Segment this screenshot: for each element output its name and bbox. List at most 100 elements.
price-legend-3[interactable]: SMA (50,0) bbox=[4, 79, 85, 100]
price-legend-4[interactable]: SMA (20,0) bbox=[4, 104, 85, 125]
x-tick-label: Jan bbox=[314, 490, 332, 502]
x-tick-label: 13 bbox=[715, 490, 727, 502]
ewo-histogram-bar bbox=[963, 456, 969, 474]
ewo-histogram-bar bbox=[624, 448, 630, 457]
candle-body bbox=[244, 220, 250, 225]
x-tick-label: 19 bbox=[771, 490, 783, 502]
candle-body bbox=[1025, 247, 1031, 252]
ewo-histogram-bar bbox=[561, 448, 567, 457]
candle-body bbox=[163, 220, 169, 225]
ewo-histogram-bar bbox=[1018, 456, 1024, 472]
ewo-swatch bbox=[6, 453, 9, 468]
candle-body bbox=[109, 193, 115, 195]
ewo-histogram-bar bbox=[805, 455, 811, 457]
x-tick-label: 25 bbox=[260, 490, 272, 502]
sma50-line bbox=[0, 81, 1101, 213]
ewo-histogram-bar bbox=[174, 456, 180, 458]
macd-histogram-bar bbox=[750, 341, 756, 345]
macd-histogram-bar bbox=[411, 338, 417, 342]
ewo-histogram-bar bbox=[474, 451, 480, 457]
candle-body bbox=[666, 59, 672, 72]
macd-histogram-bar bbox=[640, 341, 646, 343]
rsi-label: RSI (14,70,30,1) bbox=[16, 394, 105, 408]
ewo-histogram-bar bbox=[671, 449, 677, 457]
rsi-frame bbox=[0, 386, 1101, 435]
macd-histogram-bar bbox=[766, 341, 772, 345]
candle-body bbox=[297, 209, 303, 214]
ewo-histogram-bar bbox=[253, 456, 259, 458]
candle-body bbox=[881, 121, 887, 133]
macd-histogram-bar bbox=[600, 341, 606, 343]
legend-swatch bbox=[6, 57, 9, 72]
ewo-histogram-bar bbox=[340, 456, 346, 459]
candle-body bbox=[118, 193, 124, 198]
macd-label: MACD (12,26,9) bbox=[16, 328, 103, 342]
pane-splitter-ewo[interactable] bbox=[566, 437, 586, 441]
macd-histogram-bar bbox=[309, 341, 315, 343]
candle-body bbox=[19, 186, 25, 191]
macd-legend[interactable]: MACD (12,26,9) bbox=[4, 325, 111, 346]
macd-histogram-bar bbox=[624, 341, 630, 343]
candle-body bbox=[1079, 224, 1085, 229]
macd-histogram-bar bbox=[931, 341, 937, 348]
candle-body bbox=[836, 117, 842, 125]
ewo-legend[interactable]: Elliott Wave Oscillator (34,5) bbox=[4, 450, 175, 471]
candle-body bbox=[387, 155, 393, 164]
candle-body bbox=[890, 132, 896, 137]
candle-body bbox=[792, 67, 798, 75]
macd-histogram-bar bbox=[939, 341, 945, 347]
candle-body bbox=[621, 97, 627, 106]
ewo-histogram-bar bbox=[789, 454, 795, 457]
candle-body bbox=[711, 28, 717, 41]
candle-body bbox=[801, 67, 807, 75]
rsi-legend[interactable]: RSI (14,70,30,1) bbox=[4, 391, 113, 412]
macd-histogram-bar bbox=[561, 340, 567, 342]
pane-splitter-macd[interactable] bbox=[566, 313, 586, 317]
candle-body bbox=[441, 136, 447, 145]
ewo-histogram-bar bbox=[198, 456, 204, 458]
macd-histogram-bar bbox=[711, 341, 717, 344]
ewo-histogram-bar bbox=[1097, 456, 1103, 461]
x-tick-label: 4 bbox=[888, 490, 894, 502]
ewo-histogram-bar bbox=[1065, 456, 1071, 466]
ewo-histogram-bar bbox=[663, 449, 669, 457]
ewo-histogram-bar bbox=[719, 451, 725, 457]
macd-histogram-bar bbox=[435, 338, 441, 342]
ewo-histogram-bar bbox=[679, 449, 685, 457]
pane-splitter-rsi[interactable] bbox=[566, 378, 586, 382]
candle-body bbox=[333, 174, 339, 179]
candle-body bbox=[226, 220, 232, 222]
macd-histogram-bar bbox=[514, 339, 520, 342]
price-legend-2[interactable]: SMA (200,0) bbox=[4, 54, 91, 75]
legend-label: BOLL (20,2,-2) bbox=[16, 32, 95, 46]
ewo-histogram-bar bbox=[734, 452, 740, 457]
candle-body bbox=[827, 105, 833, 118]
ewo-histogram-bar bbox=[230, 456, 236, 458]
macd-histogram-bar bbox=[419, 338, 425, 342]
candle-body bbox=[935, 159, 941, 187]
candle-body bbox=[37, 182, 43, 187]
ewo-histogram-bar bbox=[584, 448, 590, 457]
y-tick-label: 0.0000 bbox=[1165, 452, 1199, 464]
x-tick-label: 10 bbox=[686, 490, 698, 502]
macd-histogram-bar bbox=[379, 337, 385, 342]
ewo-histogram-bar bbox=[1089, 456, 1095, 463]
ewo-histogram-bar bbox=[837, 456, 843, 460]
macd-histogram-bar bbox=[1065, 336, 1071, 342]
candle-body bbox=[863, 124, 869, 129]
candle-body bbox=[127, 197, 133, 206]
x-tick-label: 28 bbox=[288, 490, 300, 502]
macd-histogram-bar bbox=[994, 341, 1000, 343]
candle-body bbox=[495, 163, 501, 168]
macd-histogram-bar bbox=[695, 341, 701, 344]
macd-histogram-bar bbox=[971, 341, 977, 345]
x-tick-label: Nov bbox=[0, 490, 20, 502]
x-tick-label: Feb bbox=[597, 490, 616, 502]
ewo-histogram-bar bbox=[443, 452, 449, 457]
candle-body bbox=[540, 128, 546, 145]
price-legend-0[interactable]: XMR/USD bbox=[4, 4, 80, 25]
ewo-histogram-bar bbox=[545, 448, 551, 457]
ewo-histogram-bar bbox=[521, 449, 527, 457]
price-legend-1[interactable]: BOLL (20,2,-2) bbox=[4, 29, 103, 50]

* [What you should do]: Rewrite these entries with every "candle-body" replaced by "candlestick-body". Keep all other text unchanged.

* [Exercise result]:
Segment this screenshot: for each element output its name and bbox. List at most 100 elements.
price-legend-3[interactable]: SMA (50,0) bbox=[4, 79, 85, 100]
price-legend-4[interactable]: SMA (20,0) bbox=[4, 104, 85, 125]
x-tick-label: Jan bbox=[314, 490, 332, 502]
x-tick-label: 13 bbox=[715, 490, 727, 502]
ewo-histogram-bar bbox=[963, 456, 969, 474]
ewo-histogram-bar bbox=[624, 448, 630, 457]
candlestick-body bbox=[244, 220, 250, 225]
x-tick-label: 19 bbox=[771, 490, 783, 502]
candlestick-body bbox=[1025, 247, 1031, 252]
ewo-histogram-bar bbox=[561, 448, 567, 457]
candlestick-body bbox=[163, 220, 169, 225]
ewo-histogram-bar bbox=[1018, 456, 1024, 472]
ewo-swatch bbox=[6, 453, 9, 468]
candlestick-body bbox=[109, 193, 115, 195]
ewo-histogram-bar bbox=[805, 455, 811, 457]
x-tick-label: 25 bbox=[260, 490, 272, 502]
sma50-line bbox=[0, 81, 1101, 213]
ewo-histogram-bar bbox=[174, 456, 180, 458]
macd-histogram-bar bbox=[750, 341, 756, 345]
macd-histogram-bar bbox=[411, 338, 417, 342]
ewo-histogram-bar bbox=[474, 451, 480, 457]
candlestick-body bbox=[666, 59, 672, 72]
macd-histogram-bar bbox=[640, 341, 646, 343]
rsi-label: RSI (14,70,30,1) bbox=[16, 394, 105, 408]
ewo-histogram-bar bbox=[671, 449, 677, 457]
rsi-frame bbox=[0, 386, 1101, 435]
macd-histogram-bar bbox=[766, 341, 772, 345]
candlestick-body bbox=[297, 209, 303, 214]
ewo-histogram-bar bbox=[253, 456, 259, 458]
candlestick-body bbox=[881, 121, 887, 133]
macd-histogram-bar bbox=[600, 341, 606, 343]
legend-swatch bbox=[6, 57, 9, 72]
ewo-histogram-bar bbox=[340, 456, 346, 459]
candlestick-body bbox=[118, 193, 124, 198]
macd-label: MACD (12,26,9) bbox=[16, 328, 103, 342]
pane-splitter-ewo[interactable] bbox=[566, 437, 586, 441]
macd-histogram-bar bbox=[309, 341, 315, 343]
candlestick-body bbox=[19, 186, 25, 191]
macd-legend[interactable]: MACD (12,26,9) bbox=[4, 325, 111, 346]
macd-histogram-bar bbox=[624, 341, 630, 343]
candlestick-body bbox=[1079, 224, 1085, 229]
macd-histogram-bar bbox=[931, 341, 937, 348]
candlestick-body bbox=[836, 117, 842, 125]
ewo-legend[interactable]: Elliott Wave Oscillator (34,5) bbox=[4, 450, 175, 471]
candlestick-body bbox=[387, 155, 393, 164]
candlestick-body bbox=[890, 132, 896, 137]
candlestick-body bbox=[792, 67, 798, 75]
macd-histogram-bar bbox=[939, 341, 945, 347]
candlestick-body bbox=[621, 97, 627, 106]
ewo-histogram-bar bbox=[789, 454, 795, 457]
candlestick-body bbox=[711, 28, 717, 41]
candlestick-body bbox=[801, 67, 807, 75]
rsi-legend[interactable]: RSI (14,70,30,1) bbox=[4, 391, 113, 412]
macd-histogram-bar bbox=[561, 340, 567, 342]
pane-splitter-macd[interactable] bbox=[566, 313, 586, 317]
candlestick-body bbox=[441, 136, 447, 145]
ewo-histogram-bar bbox=[198, 456, 204, 458]
macd-histogram-bar bbox=[711, 341, 717, 344]
ewo-histogram-bar bbox=[1097, 456, 1103, 461]
x-tick-label: 4 bbox=[888, 490, 894, 502]
ewo-histogram-bar bbox=[1065, 456, 1071, 466]
ewo-histogram-bar bbox=[663, 449, 669, 457]
ewo-histogram-bar bbox=[719, 451, 725, 457]
macd-histogram-bar bbox=[435, 338, 441, 342]
ewo-histogram-bar bbox=[679, 449, 685, 457]
pane-splitter-rsi[interactable] bbox=[566, 378, 586, 382]
candlestick-body bbox=[333, 174, 339, 179]
candlestick-body bbox=[226, 220, 232, 222]
macd-histogram-bar bbox=[514, 339, 520, 342]
price-legend-2[interactable]: SMA (200,0) bbox=[4, 54, 91, 75]
legend-label: BOLL (20,2,-2) bbox=[16, 32, 95, 46]
ewo-histogram-bar bbox=[734, 452, 740, 457]
candlestick-body bbox=[827, 105, 833, 118]
ewo-histogram-bar bbox=[230, 456, 236, 458]
macd-histogram-bar bbox=[419, 338, 425, 342]
candlestick-body bbox=[935, 159, 941, 187]
candlestick-body bbox=[37, 182, 43, 187]
ewo-histogram-bar bbox=[584, 448, 590, 457]
y-tick-label: 0.0000 bbox=[1165, 452, 1199, 464]
x-tick-label: 10 bbox=[686, 490, 698, 502]
macd-histogram-bar bbox=[379, 337, 385, 342]
ewo-histogram-bar bbox=[1089, 456, 1095, 463]
ewo-histogram-bar bbox=[837, 456, 843, 460]
macd-histogram-bar bbox=[1065, 336, 1071, 342]
candlestick-body bbox=[863, 124, 869, 129]
candlestick-body bbox=[127, 197, 133, 206]
x-tick-label: 28 bbox=[288, 490, 300, 502]
macd-histogram-bar bbox=[994, 341, 1000, 343]
candlestick-body bbox=[495, 163, 501, 168]
macd-histogram-bar bbox=[695, 341, 701, 344]
macd-histogram-bar bbox=[971, 341, 977, 345]
x-tick-label: Nov bbox=[0, 490, 20, 502]
x-tick-label: Feb bbox=[597, 490, 616, 502]
ewo-histogram-bar bbox=[443, 452, 449, 457]
candlestick-body bbox=[540, 128, 546, 145]
price-legend-0[interactable]: XMR/USD bbox=[4, 4, 80, 25]
ewo-histogram-bar bbox=[545, 448, 551, 457]
ewo-histogram-bar bbox=[521, 449, 527, 457]
price-legend-1[interactable]: BOLL (20,2,-2) bbox=[4, 29, 103, 50]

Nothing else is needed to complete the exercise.